■ What you are asked to do
Reproduce all entries verbatim, with nothing added or dropped.
--------------------------------------------------
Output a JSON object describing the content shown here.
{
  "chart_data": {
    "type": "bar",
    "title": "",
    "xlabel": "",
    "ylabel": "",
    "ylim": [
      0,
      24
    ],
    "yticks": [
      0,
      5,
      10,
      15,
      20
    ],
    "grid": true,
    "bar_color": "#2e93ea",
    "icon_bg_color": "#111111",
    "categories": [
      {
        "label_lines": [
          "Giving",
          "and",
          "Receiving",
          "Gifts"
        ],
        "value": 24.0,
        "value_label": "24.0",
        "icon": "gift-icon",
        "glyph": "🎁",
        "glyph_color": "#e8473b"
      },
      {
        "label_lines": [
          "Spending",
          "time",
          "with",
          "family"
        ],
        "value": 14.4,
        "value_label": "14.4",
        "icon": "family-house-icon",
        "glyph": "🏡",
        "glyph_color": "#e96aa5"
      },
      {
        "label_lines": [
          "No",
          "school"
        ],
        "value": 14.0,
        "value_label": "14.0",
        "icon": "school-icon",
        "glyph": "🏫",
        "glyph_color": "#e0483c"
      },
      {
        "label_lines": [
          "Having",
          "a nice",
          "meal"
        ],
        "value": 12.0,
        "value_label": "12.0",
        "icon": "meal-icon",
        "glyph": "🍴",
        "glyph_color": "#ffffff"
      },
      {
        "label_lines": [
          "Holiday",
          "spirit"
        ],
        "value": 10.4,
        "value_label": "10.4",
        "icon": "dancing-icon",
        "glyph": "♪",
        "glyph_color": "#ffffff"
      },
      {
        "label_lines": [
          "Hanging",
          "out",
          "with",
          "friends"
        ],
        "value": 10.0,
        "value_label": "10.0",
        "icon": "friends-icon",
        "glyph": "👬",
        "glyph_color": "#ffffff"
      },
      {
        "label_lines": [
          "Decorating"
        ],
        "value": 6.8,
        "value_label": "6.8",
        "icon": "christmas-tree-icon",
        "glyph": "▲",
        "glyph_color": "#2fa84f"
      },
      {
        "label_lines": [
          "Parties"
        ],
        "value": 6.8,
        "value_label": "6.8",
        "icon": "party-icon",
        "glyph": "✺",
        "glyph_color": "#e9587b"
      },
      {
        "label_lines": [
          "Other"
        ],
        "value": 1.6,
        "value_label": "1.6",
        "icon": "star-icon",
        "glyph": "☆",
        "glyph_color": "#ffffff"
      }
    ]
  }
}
--------------------------------------------------
■ Result below
Output a JSON object describing the content shown here.
{
  "chart_data": {
    "type": "bar",
    "title": "",
    "xlabel": "",
    "ylabel": "",
    "ylim": [
      0,
      24
    ],
    "yticks": [
      0,
      5,
      10,
      15,
      20
    ],
    "grid": true,
    "bar_color": "#2e93ea",
    "icon_bg_color": "#111111",
    "categories": [
      {
        "label_lines": [
          "Giving",
          "and",
          "Receiving",
          "Gifts"
        ],
        "value": 24.0,
        "value_label": "24.0",
        "icon": "gift-icon",
        "glyph": "🎁",
        "glyph_color": "#e8473b"
      },
      {
        "label_lines": [
          "Spending",
          "time",
          "with",
          "family"
        ],
        "value": 14.4,
        "value_label": "14.4",
        "icon": "family-house-icon",
        "glyph": "🏡",
        "glyph_color": "#e96aa5"
      },
      {
        "label_lines": [
          "No",
          "school"
        ],
        "value": 14.0,
        "value_label": "14.0",
        "icon": "school-icon",
        "glyph": "🏫",
        "glyph_color": "#e0483c"
      },
      {
        "label_lines": [
          "Having",
          "a nice",
          "meal"
        ],
        "value": 12.0,
        "value_label": "12.0",
        "icon": "meal-icon",
        "glyph": "🍴",
        "glyph_color": "#ffffff"
      },
      {
        "label_lines": [
          "Holiday",
          "spirit"
        ],
        "value": 10.4,
        "value_label": "10.4",
        "icon": "dancing-icon",
        "glyph": "♪",
        "glyph_color": "#ffffff"
      },
      {
        "label_lines": [
          "Hanging",
          "out",
          "with",
          "friends"
        ],
        "value": 10.0,
        "value_label": "10.0",
        "icon": "friends-icon",
        "glyph": "👬",
        "glyph_color": "#ffffff"
      },
      {
        "label_lines": [
          "Decorating"
        ],
        "value": 6.8,
        "value_label": "6.8",
        "icon": "christmas-tree-icon",
        "glyph": "▲",
        "glyph_color": "#2fa84f"
      },
      {
        "label_lines": [
          "Parties"
        ],
        "value": 6.8,
        "value_label": "6.8",
        "icon": "party-icon",
        "glyph": "✺",
        "glyph_color": "#e9587b"
      },
      {
        "label_lines": [
          "Other"
        ],
        "value": 1.6,
        "value_label": "1.6",
        "icon": "star-icon",
        "glyph": "☆",
        "glyph_color": "#ffffff"
      }
    ]
  }
}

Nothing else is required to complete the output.